### [AVAILABLE DATA]

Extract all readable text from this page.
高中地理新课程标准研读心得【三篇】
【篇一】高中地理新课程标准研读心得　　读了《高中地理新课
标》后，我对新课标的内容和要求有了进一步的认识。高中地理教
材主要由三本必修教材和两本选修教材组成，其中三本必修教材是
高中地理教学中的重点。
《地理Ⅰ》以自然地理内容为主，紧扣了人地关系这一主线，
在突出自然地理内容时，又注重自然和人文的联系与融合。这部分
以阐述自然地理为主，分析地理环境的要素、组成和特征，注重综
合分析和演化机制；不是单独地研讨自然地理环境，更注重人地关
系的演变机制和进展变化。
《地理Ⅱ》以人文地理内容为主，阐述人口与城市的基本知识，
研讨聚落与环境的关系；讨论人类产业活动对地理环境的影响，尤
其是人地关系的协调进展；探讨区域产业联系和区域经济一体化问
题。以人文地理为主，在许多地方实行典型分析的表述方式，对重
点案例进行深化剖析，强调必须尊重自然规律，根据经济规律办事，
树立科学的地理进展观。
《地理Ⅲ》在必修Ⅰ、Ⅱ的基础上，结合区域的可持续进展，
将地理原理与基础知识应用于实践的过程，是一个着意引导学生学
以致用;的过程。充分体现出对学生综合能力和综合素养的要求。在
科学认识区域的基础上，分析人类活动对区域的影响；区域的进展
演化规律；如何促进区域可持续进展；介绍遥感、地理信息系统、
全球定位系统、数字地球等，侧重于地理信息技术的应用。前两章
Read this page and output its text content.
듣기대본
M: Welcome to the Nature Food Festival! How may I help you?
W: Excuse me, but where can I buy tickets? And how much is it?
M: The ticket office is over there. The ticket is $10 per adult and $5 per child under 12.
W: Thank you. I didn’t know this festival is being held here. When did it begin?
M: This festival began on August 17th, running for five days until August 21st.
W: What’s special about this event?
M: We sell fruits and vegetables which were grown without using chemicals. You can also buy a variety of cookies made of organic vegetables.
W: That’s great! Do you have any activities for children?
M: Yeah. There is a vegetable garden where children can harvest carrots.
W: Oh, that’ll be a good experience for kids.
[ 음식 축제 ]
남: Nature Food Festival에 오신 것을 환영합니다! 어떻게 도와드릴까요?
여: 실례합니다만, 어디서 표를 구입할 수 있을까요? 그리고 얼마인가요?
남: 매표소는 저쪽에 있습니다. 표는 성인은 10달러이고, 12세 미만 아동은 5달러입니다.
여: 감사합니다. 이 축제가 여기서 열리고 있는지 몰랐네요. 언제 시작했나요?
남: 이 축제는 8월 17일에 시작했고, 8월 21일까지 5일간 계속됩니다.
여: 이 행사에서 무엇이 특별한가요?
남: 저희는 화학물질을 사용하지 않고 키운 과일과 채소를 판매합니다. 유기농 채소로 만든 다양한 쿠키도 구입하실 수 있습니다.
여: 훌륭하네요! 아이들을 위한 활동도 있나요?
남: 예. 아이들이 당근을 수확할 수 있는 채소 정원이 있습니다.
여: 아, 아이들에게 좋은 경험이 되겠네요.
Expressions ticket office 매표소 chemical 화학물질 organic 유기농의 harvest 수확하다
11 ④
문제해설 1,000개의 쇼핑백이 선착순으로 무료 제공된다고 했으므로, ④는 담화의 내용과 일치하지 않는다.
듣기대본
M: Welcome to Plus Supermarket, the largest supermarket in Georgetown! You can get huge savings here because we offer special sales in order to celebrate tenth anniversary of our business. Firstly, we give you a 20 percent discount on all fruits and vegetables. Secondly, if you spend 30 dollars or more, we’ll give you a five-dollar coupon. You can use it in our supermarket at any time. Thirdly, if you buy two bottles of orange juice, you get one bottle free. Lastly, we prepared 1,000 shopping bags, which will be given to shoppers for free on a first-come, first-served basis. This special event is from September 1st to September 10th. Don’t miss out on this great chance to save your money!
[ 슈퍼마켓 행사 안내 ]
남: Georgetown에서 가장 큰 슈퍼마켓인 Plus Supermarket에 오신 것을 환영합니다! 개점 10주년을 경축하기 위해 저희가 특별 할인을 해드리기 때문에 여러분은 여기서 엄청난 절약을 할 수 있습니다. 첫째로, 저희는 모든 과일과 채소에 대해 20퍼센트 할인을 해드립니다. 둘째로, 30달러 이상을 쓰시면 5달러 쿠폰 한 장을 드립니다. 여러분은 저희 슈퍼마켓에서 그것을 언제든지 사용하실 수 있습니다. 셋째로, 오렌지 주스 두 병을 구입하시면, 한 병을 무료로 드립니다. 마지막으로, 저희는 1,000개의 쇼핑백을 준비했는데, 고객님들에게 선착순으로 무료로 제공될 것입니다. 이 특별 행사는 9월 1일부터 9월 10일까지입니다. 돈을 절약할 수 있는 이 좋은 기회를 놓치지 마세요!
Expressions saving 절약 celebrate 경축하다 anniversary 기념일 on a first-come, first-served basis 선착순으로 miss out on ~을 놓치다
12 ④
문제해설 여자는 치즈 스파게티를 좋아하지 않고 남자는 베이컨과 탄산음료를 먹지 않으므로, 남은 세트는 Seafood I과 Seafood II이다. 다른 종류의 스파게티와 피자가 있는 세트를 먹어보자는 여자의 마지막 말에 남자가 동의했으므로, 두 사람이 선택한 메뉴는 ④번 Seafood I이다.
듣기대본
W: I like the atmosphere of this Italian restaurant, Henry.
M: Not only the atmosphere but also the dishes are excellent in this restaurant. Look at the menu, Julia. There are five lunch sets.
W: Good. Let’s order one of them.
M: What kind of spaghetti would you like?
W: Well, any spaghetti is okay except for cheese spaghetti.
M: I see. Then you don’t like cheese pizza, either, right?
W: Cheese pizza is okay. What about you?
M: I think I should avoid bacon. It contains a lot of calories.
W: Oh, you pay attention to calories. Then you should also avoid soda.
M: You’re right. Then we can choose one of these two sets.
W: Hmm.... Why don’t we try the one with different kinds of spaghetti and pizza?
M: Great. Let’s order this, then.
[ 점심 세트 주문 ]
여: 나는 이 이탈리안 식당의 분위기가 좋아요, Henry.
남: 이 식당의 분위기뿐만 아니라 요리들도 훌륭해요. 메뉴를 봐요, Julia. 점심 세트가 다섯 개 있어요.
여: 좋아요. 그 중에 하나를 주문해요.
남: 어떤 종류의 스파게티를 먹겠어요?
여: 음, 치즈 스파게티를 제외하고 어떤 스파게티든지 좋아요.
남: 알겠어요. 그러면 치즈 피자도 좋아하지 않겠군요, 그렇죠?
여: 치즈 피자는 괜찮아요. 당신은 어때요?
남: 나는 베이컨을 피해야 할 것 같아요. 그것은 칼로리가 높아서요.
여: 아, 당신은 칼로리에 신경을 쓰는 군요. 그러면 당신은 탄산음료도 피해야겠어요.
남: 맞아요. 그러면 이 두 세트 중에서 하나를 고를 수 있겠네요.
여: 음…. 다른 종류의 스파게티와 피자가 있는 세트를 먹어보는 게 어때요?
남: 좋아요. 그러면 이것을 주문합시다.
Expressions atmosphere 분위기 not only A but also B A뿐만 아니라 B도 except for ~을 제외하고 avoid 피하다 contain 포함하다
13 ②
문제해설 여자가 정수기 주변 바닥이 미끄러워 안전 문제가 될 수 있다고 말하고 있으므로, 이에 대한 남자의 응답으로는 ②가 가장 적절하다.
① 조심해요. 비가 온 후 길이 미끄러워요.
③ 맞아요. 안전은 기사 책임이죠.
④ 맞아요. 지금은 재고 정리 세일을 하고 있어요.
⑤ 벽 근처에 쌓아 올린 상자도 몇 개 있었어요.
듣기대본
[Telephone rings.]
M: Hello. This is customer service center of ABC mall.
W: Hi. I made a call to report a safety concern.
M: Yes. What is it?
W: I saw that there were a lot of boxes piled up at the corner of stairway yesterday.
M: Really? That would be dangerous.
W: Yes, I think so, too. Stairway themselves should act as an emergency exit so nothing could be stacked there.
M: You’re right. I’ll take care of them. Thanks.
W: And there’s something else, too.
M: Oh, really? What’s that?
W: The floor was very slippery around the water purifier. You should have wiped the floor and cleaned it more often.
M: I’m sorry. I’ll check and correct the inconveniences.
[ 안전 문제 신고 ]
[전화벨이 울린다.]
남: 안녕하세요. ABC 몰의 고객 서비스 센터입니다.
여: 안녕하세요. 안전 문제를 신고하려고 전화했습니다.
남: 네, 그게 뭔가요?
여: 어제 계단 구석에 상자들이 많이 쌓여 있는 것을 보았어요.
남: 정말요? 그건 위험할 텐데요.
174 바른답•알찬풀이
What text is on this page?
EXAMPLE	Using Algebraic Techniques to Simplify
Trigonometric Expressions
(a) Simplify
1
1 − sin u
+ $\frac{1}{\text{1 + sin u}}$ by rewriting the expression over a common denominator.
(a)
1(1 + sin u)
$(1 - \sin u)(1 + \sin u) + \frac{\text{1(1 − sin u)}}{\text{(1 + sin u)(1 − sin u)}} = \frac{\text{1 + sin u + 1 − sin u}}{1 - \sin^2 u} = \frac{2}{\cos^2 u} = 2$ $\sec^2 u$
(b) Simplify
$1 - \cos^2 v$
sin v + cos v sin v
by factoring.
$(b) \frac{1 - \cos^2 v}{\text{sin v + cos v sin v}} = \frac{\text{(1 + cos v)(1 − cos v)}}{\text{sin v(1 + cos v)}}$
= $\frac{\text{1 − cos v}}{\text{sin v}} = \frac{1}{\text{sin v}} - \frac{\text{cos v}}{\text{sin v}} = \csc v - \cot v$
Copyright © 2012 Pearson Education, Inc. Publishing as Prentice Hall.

### [THE TASK]
Write out every line of the preceding listing that contains "were".

### [EXERCISE ANSWER]
M: We sell fruits and vegetables which were grown without using chemicals. You can also buy a variety of cookies made of organic vegetables.
W: I saw that there were a lot of boxes piled up at the corner of stairway yesterday.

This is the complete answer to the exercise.